Look for the string "category" and copy every line that has it.

--- Begin Given data ---

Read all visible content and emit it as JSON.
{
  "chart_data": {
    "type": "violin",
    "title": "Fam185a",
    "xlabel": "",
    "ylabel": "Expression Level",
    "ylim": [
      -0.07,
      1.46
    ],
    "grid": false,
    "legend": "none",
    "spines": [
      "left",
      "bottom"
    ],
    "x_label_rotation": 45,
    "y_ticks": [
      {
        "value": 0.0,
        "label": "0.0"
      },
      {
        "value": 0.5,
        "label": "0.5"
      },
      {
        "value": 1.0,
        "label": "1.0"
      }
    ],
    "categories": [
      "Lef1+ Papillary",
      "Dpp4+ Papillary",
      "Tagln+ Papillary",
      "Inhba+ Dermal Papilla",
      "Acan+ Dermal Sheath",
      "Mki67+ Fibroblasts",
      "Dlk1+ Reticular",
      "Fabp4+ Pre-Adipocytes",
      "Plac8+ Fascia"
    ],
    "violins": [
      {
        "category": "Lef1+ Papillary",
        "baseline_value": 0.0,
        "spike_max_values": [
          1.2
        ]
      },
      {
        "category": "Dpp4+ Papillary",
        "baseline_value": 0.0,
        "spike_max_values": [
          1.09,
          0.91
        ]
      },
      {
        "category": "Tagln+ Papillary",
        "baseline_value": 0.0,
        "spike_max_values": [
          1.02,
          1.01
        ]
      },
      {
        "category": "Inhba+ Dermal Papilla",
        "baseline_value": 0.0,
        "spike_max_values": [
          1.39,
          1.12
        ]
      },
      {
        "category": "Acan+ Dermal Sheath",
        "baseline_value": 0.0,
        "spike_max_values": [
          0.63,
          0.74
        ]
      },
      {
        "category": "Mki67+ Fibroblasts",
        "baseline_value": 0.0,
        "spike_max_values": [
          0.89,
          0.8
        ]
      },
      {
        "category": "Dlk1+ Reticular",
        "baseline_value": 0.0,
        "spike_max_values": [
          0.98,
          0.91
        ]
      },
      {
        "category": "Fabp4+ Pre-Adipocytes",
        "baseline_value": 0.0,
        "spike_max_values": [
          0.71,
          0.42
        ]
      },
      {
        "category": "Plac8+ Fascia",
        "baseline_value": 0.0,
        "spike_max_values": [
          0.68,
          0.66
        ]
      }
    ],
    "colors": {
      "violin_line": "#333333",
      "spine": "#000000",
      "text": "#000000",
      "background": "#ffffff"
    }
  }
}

--- End Given data ---

Reply to the exercise:
        "category": "Lef1+ Papillary",
        "category": "Dpp4+ Papillary",
        "category": "Tagln+ Papillary",
        "category": "Inhba+ Dermal Papilla",
        "category": "Acan+ Dermal Sheath",
        "category": "Mki67+ Fibroblasts",
        "category": "Dlk1+ Reticular",
        "category": "Fabp4+ Pre-Adipocytes",
        "category": "Plac8+ Fascia",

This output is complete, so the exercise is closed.